Tally the lines holding the string "text" and reply with that number alone.
▬▬▬▬▬▬
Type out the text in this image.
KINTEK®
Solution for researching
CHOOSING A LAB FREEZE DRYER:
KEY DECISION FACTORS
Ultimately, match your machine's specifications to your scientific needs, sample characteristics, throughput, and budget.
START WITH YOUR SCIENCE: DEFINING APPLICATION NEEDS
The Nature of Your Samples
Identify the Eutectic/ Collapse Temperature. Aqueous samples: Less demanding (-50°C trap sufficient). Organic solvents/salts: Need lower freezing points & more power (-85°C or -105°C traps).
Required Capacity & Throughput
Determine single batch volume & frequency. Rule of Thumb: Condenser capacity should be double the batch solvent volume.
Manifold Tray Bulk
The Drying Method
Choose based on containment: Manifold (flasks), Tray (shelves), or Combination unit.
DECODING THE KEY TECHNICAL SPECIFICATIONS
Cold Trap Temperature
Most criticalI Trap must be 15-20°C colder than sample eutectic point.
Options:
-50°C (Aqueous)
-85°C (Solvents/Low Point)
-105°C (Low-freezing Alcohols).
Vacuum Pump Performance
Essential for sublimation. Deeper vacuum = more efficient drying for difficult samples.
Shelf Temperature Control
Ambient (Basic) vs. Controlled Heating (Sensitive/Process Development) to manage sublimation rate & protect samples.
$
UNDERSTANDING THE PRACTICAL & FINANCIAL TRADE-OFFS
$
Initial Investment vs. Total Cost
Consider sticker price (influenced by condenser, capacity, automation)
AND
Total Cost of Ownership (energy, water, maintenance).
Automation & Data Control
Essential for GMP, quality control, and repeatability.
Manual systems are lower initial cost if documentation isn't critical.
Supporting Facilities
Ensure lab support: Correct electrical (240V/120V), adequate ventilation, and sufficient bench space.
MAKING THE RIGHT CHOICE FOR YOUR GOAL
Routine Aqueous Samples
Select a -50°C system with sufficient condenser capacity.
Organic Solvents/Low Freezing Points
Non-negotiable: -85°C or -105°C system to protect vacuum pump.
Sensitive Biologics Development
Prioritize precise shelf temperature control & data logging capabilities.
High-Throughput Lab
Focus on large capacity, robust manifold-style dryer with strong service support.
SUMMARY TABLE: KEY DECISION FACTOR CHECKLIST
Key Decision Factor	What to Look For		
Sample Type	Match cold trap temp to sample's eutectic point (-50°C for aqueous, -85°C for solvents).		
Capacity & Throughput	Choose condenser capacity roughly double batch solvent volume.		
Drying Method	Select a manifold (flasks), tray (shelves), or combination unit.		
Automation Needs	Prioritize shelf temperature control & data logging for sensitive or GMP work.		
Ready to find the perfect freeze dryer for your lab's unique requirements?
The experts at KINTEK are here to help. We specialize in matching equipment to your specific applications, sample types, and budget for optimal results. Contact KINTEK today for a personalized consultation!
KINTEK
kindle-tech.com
▬▬▬▬▬▬
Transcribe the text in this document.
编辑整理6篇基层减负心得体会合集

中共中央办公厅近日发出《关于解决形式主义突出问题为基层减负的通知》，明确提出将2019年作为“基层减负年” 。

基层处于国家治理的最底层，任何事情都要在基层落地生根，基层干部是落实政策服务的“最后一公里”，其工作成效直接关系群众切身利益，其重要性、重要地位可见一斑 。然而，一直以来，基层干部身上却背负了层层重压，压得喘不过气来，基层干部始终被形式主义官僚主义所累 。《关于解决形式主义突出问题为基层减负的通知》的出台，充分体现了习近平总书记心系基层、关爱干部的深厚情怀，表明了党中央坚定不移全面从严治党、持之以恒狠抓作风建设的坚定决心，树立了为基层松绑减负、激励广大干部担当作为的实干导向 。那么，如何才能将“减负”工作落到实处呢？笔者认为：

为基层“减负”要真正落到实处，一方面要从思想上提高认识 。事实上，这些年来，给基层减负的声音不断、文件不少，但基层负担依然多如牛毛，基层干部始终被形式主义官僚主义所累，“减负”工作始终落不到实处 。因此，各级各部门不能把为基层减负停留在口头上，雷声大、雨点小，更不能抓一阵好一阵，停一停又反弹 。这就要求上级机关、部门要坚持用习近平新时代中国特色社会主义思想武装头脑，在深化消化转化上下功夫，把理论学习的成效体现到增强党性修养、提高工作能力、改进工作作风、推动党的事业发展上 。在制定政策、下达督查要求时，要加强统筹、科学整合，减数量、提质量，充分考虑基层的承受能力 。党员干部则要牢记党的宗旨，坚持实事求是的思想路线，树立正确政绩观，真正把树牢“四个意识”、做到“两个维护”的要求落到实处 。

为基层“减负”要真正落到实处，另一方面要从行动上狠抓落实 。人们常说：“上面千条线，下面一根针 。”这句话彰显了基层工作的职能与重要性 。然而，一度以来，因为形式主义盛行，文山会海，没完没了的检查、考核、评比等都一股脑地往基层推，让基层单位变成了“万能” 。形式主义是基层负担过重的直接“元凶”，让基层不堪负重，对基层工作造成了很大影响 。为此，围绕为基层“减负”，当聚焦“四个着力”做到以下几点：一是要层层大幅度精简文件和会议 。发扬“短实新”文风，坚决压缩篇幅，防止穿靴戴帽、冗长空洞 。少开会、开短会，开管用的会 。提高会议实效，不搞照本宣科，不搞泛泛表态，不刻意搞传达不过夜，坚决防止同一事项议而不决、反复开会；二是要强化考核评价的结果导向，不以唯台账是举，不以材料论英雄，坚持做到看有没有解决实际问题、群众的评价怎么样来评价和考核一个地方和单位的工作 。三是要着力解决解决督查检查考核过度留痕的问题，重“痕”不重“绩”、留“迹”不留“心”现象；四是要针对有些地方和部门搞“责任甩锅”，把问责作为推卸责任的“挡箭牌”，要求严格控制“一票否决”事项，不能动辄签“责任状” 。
▬▬▬▬▬▬
_EXPECTED ANSWER_.
2